◆ BRIEF:
Please output the records below in full, exactly as given, but without the images.

Data listing
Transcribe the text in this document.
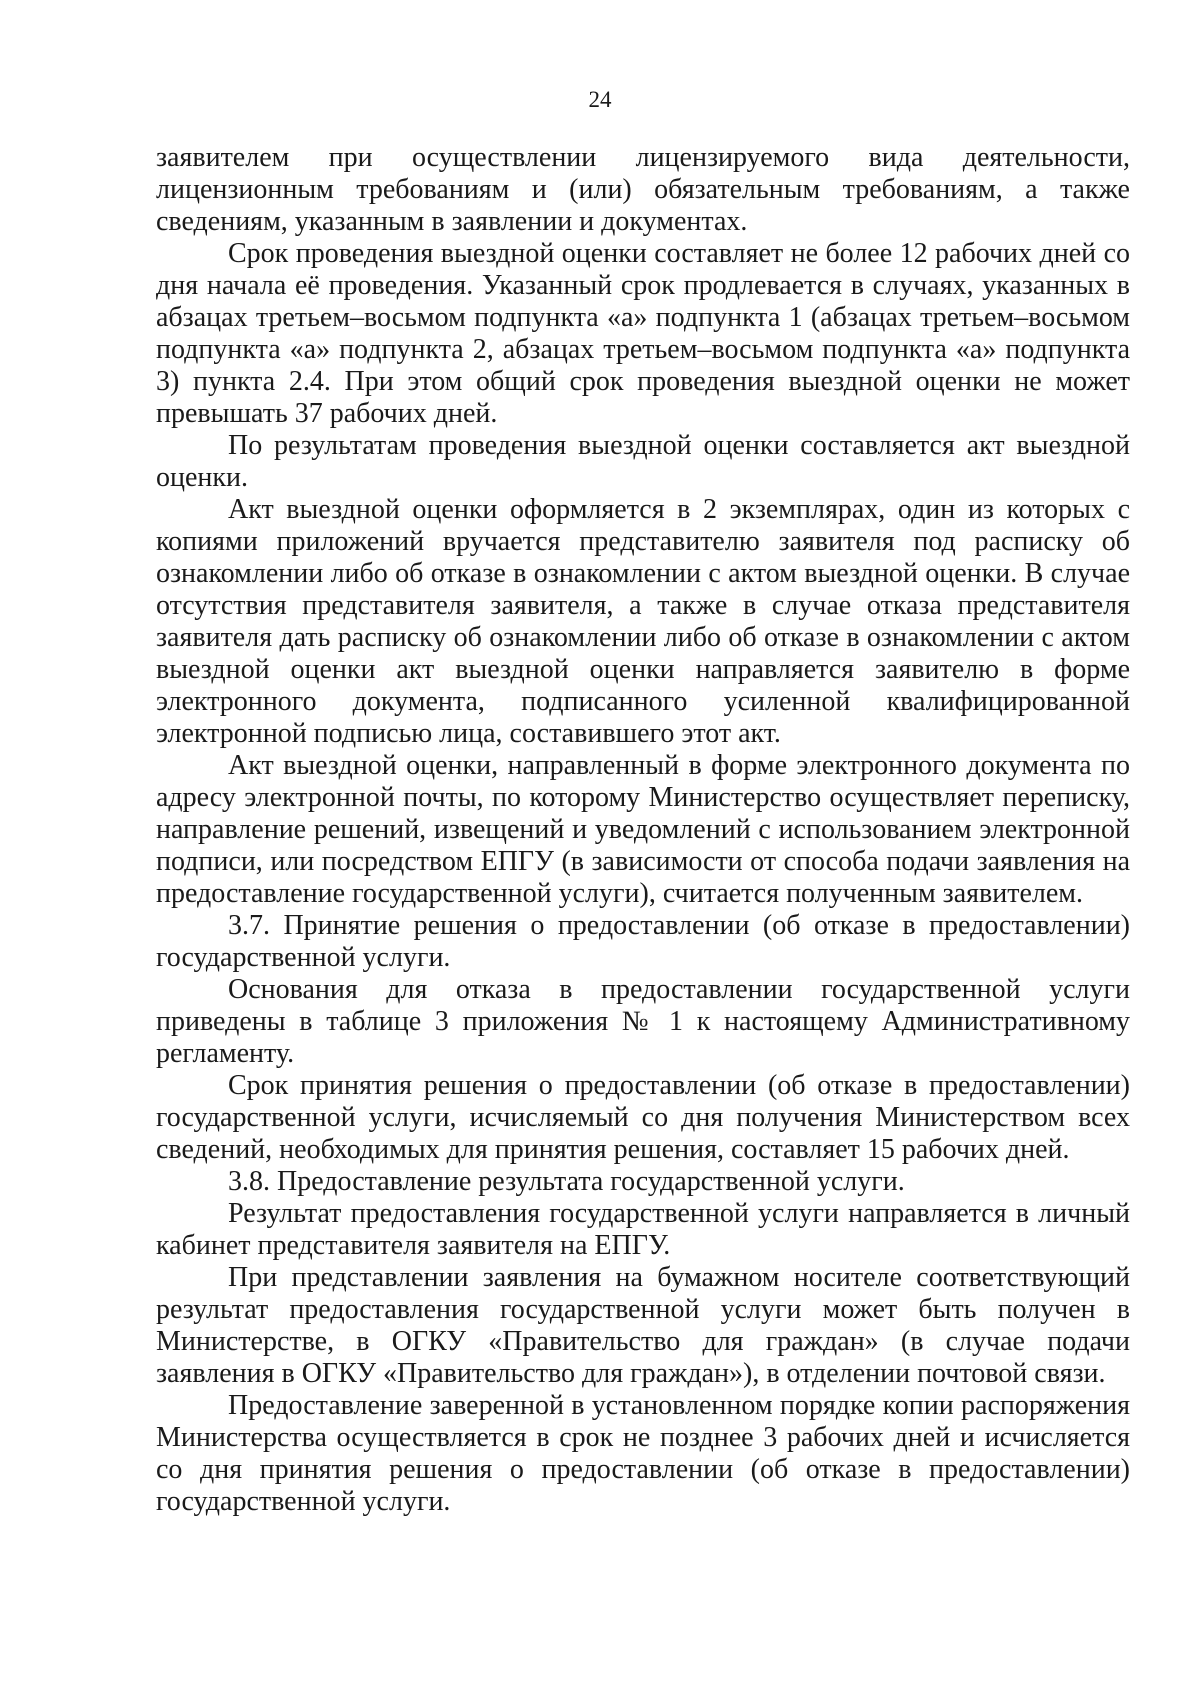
24

заявителем при осуществлении лицензируемого вида деятельности, лицензионным требованиям и (или) обязательным требованиям, а также сведениям, указанным в заявлении и документах.

Срок проведения выездной оценки составляет не более 12 рабочих дней со дня начала её проведения. Указанный срок продлевается в случаях, указанных в абзацах третьем–восьмом подпункта «а» подпункта 1 (абзацах третьем–восьмом подпункта «а» подпункта 2, абзацах третьем–восьмом подпункта «а» подпункта 3) пункта 2.4. При этом общий срок проведения выездной оценки не может превышать 37 рабочих дней.

По результатам проведения выездной оценки составляется акт выездной оценки.

Акт выездной оценки оформляется в 2 экземплярах, один из которых с копиями приложений вручается представителю заявителя под расписку об ознакомлении либо об отказе в ознакомлении с актом выездной оценки. В случае отсутствия представителя заявителя, а также в случае отказа представителя заявителя дать расписку об ознакомлении либо об отказе в ознакомлении с актом выездной оценки акт выездной оценки направляется заявителю в форме электронного документа, подписанного усиленной квалифицированной электронной подписью лица, составившего этот акт.

Акт выездной оценки, направленный в форме электронного документа по адресу электронной почты, по которому Министерство осуществляет переписку, направление решений, извещений и уведомлений с использованием электронной подписи, или посредством ЕПГУ (в зависимости от способа подачи заявления на предоставление государственной услуги), считается полученным заявителем.

3.7. Принятие решения о предоставлении (об отказе в предоставлении) государственной услуги.

Основания для отказа в предоставлении государственной услуги приведены в таблице 3 приложения № 1 к настоящему Административному регламенту.

Срок принятия решения о предоставлении (об отказе в предоставлении) государственной услуги, исчисляемый со дня получения Министерством всех сведений, необходимых для принятия решения, составляет 15 рабочих дней.

3.8. Предоставление результата государственной услуги.

Результат предоставления государственной услуги направляется в личный кабинет представителя заявителя на ЕПГУ.

При представлении заявления на бумажном носителе соответствующий результат предоставления государственной услуги может быть получен в Министерстве, в ОГКУ «Правительство для граждан» (в случае подачи заявления в ОГКУ «Правительство для граждан»), в отделении почтовой связи.

Предоставление заверенной в установленном порядке копии распоряжения Министерства осуществляется в срок не позднее 3 рабочих дней и исчисляется со дня принятия решения о предоставлении (об отказе в предоставлении) государственной услуги.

◆ FINAL ANSWER:
Transcribe the text in this document.
24

заявителем при осуществлении лицензируемого вида деятельности, лицензионным требованиям и (или) обязательным требованиям, а также сведениям, указанным в заявлении и документах.

Срок проведения выездной оценки составляет не более 12 рабочих дней со дня начала её проведения. Указанный срок продлевается в случаях, указанных в абзацах третьем–восьмом подпункта «а» подпункта 1 (абзацах третьем–восьмом подпункта «а» подпункта 2, абзацах третьем–восьмом подпункта «а» подпункта 3) пункта 2.4. При этом общий срок проведения выездной оценки не может превышать 37 рабочих дней.

По результатам проведения выездной оценки составляется акт выездной оценки.

Акт выездной оценки оформляется в 2 экземплярах, один из которых с копиями приложений вручается представителю заявителя под расписку об ознакомлении либо об отказе в ознакомлении с актом выездной оценки. В случае отсутствия представителя заявителя, а также в случае отказа представителя заявителя дать расписку об ознакомлении либо об отказе в ознакомлении с актом выездной оценки акт выездной оценки направляется заявителю в форме электронного документа, подписанного усиленной квалифицированной электронной подписью лица, составившего этот акт.

Акт выездной оценки, направленный в форме электронного документа по адресу электронной почты, по которому Министерство осуществляет переписку, направление решений, извещений и уведомлений с использованием электронной подписи, или посредством ЕПГУ (в зависимости от способа подачи заявления на предоставление государственной услуги), считается полученным заявителем.

3.7. Принятие решения о предоставлении (об отказе в предоставлении) государственной услуги.

Основания для отказа в предоставлении государственной услуги приведены в таблице 3 приложения № 1 к настоящему Административному регламенту.

Срок принятия решения о предоставлении (об отказе в предоставлении) государственной услуги, исчисляемый со дня получения Министерством всех сведений, необходимых для принятия решения, составляет 15 рабочих дней.

3.8. Предоставление результата государственной услуги.

Результат предоставления государственной услуги направляется в личный кабинет представителя заявителя на ЕПГУ.

При представлении заявления на бумажном носителе соответствующий результат предоставления государственной услуги может быть получен в Министерстве, в ОГКУ «Правительство для граждан» (в случае подачи заявления в ОГКУ «Правительство для граждан»), в отделении почтовой связи.

Предоставление заверенной в установленном порядке копии распоряжения Министерства осуществляется в срок не позднее 3 рабочих дней и исчисляется со дня принятия решения о предоставлении (об отказе в предоставлении) государственной услуги.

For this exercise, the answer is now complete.